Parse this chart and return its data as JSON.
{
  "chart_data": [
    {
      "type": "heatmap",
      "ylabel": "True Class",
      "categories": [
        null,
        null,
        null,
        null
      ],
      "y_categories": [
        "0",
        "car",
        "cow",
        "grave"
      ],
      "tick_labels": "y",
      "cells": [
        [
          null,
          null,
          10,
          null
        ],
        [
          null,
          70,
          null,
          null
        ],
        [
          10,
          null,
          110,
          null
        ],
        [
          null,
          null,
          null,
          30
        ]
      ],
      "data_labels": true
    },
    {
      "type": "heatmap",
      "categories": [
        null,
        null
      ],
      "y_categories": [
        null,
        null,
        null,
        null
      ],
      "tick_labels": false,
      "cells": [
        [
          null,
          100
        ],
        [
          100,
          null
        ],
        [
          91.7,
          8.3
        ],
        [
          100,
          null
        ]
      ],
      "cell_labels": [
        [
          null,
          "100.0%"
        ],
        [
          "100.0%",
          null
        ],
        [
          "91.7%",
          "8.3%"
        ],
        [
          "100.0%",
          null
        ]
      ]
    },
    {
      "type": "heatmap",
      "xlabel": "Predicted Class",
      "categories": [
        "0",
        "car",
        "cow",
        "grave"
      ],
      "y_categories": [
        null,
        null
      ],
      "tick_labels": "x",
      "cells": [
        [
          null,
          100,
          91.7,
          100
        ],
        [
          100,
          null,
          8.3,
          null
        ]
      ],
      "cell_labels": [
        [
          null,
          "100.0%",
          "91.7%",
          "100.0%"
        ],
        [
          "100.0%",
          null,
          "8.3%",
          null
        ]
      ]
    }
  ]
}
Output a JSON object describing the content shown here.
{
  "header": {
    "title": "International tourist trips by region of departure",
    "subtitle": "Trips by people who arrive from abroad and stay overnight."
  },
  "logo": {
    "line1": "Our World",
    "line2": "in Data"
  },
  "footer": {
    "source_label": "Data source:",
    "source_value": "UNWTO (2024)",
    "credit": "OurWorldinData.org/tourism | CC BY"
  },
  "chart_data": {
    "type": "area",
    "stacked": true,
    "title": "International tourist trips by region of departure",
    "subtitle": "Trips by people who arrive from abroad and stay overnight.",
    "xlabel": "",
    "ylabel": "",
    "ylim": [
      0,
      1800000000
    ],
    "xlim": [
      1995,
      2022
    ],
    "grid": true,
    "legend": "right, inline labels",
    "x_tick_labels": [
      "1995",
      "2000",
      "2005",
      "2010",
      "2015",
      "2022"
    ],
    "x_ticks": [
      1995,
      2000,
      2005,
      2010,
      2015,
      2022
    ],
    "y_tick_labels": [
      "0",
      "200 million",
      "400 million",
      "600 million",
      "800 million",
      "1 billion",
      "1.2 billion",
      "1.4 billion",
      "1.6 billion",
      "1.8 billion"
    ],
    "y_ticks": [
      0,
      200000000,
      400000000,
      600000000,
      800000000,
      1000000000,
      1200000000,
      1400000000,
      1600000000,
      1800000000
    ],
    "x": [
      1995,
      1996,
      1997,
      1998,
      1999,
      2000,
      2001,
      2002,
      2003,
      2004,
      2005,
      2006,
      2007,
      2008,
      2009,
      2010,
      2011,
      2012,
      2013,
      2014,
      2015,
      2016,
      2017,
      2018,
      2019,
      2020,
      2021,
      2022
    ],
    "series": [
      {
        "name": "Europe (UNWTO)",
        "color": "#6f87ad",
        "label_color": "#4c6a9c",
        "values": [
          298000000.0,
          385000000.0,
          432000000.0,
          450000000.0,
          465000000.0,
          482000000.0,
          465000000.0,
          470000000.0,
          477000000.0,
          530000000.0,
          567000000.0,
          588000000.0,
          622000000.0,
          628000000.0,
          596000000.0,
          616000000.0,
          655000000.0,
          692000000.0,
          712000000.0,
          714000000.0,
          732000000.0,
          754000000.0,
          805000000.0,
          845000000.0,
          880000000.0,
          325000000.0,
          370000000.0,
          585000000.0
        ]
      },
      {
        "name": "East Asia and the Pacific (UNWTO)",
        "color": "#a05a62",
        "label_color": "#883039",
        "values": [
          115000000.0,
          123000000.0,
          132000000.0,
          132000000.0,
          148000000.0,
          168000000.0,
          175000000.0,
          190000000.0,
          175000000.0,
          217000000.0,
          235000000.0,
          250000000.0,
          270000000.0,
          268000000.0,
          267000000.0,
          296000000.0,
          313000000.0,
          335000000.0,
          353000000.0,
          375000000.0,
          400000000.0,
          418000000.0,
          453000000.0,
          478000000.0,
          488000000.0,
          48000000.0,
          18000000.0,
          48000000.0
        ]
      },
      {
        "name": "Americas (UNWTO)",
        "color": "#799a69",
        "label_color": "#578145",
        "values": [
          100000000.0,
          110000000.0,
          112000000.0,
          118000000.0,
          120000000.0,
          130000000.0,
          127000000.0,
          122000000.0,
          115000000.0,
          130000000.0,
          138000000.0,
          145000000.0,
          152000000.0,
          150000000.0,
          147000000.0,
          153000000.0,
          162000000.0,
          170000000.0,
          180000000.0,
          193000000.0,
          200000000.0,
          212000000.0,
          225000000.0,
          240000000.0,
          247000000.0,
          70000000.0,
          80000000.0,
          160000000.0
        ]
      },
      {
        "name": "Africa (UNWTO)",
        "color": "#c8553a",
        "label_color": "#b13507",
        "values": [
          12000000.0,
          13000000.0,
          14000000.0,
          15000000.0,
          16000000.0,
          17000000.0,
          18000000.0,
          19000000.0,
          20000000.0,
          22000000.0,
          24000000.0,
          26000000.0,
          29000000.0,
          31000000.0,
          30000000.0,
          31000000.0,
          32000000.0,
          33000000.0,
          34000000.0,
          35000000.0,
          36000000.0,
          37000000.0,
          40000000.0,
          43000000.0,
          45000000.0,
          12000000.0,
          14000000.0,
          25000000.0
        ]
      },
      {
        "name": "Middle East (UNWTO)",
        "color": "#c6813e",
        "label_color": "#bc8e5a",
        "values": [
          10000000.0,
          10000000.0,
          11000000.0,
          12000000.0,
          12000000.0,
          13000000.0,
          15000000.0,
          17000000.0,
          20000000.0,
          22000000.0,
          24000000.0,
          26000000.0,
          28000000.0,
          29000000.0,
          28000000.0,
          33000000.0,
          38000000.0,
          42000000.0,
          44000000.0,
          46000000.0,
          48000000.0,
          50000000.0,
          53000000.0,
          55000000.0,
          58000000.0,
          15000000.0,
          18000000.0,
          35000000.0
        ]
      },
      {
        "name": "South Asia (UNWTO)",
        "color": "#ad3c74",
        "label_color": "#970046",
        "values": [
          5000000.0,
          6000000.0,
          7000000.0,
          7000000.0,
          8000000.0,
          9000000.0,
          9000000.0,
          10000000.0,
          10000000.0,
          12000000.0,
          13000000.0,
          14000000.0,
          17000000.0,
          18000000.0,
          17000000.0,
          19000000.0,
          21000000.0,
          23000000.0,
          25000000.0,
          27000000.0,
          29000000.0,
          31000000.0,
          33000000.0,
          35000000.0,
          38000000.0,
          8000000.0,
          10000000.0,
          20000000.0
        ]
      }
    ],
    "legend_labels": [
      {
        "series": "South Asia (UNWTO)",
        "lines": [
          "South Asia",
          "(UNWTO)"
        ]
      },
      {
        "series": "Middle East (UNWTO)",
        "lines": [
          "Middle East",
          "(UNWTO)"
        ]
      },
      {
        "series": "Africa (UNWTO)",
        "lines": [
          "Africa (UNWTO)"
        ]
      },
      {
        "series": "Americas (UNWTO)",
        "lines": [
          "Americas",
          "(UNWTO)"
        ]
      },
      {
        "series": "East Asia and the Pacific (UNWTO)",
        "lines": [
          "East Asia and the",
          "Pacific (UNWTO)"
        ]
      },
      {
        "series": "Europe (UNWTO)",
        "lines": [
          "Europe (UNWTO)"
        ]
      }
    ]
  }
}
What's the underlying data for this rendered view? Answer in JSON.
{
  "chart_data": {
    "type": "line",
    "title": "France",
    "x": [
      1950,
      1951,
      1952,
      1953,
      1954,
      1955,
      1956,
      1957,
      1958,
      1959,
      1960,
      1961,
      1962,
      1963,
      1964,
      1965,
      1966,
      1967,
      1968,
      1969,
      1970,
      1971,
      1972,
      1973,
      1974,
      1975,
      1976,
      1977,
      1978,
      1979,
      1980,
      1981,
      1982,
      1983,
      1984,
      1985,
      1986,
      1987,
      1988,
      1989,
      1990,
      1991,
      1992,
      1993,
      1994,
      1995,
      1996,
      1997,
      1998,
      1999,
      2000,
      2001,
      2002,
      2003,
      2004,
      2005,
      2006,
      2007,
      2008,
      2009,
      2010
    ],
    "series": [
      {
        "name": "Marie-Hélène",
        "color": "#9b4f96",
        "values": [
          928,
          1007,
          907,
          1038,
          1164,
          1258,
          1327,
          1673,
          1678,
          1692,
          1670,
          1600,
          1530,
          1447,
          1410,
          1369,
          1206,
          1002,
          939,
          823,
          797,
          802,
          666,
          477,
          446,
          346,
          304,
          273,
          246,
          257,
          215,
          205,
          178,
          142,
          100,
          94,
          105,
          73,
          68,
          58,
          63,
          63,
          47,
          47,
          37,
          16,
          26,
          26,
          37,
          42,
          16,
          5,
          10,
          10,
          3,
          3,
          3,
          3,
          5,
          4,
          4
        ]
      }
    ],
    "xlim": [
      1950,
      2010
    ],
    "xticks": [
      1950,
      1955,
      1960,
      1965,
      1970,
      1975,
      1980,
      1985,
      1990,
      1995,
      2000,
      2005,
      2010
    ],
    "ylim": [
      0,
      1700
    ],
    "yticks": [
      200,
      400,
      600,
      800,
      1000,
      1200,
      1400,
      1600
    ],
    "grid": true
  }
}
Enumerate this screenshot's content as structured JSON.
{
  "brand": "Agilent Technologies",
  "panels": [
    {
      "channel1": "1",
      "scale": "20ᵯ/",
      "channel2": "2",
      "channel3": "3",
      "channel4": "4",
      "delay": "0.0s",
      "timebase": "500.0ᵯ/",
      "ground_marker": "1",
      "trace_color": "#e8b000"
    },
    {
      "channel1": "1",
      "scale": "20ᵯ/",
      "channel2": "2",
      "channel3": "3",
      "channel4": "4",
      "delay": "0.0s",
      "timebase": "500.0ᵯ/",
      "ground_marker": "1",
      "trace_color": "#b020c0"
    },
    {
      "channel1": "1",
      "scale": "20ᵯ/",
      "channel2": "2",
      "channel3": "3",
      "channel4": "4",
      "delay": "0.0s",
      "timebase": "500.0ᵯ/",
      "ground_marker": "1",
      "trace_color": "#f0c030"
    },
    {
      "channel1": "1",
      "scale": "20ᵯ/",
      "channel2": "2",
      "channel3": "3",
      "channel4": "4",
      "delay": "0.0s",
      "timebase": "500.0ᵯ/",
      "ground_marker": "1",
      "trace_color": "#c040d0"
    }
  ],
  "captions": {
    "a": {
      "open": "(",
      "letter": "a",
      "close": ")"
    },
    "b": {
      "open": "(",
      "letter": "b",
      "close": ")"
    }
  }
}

************

* **TASK DETAILS**: Filter the records for lines holding the string "people". Copy each one.

* **TASK ANSWER**:
    "subtitle": "Trips by people who arrive from abroad and stay overnight."
    "subtitle": "Trips by people who arrive from abroad and stay overnight.",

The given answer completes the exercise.